To do
Return each line of the listing below, unchanged, and omit the images.
-- BEGIN --
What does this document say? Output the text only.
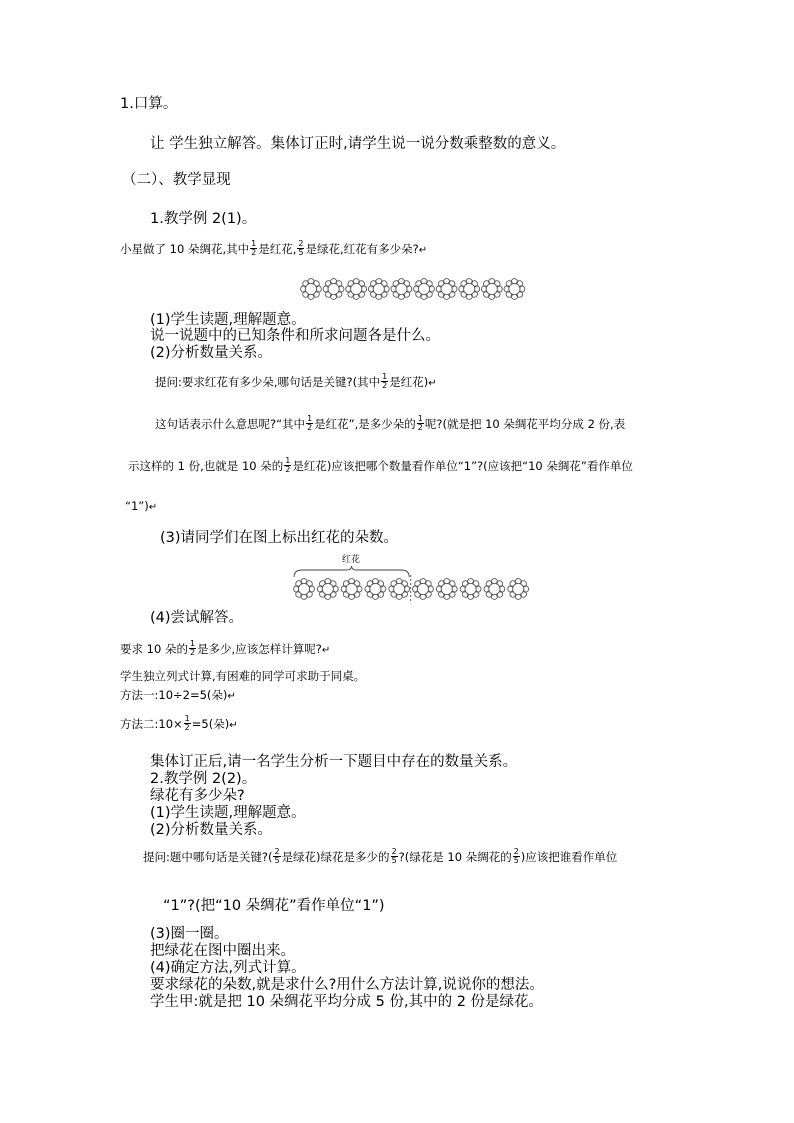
1.口算。
让 学生独立解答。集体订正时,请学生说一说分数乘整数的意义。
（二）、教学显现
1.教学例 2(1)。
小星做了 10 朵绸花,其中 $\frac{1}{2}$ 是红花, $\frac{2}{5}$ 是绿花,红花有多少朵?↵
(1)学生读题,理解题意。
说一说题中的已知条件和所求问题各是什么。
(2)分析数量关系。
提问:要求红花有多少朵,哪句话是关键?(其中 $\frac{1}{2}$ 是红花)↵
这句话表示什么意思呢?“其中 $\frac{1}{2}$ 是红花”,是多少朵的 $\frac{1}{2}$ 呢?(就是把 10 朵绸花平均分成 2 份,表
示这样的 1 份,也就是 10 朵的 $\frac{1}{2}$ 是红花)应该把哪个数量看作单位“1”?(应该把“10 朵绸花”看作单位
“1”)↵
(3)请同学们在图上标出红花的朵数。
红花
(4)尝试解答。
要求 10 朵的 $\frac{1}{2}$ 是多少,应该怎样计算呢?↵
学生独立列式计算,有困难的同学可求助于同桌。
方法一:10÷2=5(朵)↵
方法二:10× $\frac{1}{2} =5$(朵)↵
集体订正后,请一名学生分析一下题目中存在的数量关系。
2.教学例 2(2)。
绿花有多少朵?
(1)学生读题,理解题意。
(2)分析数量关系。
提问:题中哪句话是关键?( $\frac{2}{5}$ 是绿花)绿花是多少的 $\frac{2}{5}$ ?(绿花是 10 朵绸花的 $\frac{2}{5}$ )应该把谁看作单位
“1”?(把“10 朵绸花”看作单位“1”)
(3)圈一圈。
把绿花在图中圈出来。
(4)确定方法,列式计算。
要求绿花的朵数,就是求什么?用什么方法计算,说说你的想法。
学生甲:就是把 10 朵绸花平均分成 5 份,其中的 2 份是绿花。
-- END --
The response
What does this document say? Output the text only.
1.口算。
让 学生独立解答。集体订正时,请学生说一说分数乘整数的意义。
（二）、教学显现
1.教学例 2(1)。
小星做了 10 朵绸花,其中 $\frac{1}{2}$ 是红花, $\frac{2}{5}$ 是绿花,红花有多少朵?↵
(1)学生读题,理解题意。
说一说题中的已知条件和所求问题各是什么。
(2)分析数量关系。
提问:要求红花有多少朵,哪句话是关键?(其中 $\frac{1}{2}$ 是红花)↵
这句话表示什么意思呢?“其中 $\frac{1}{2}$ 是红花”,是多少朵的 $\frac{1}{2}$ 呢?(就是把 10 朵绸花平均分成 2 份,表
示这样的 1 份,也就是 10 朵的 $\frac{1}{2}$ 是红花)应该把哪个数量看作单位“1”?(应该把“10 朵绸花”看作单位
“1”)↵
(3)请同学们在图上标出红花的朵数。
红花
(4)尝试解答。
要求 10 朵的 $\frac{1}{2}$ 是多少,应该怎样计算呢?↵
学生独立列式计算,有困难的同学可求助于同桌。
方法一:10÷2=5(朵)↵
方法二:10× $\frac{1}{2} =5$(朵)↵
集体订正后,请一名学生分析一下题目中存在的数量关系。
2.教学例 2(2)。
绿花有多少朵?
(1)学生读题,理解题意。
(2)分析数量关系。
提问:题中哪句话是关键?( $\frac{2}{5}$ 是绿花)绿花是多少的 $\frac{2}{5}$ ?(绿花是 10 朵绸花的 $\frac{2}{5}$ )应该把谁看作单位
“1”?(把“10 朵绸花”看作单位“1”)
(3)圈一圈。
把绿花在图中圈出来。
(4)确定方法,列式计算。
要求绿花的朵数,就是求什么?用什么方法计算,说说你的想法。
学生甲:就是把 10 朵绸花平均分成 5 份,其中的 2 份是绿花。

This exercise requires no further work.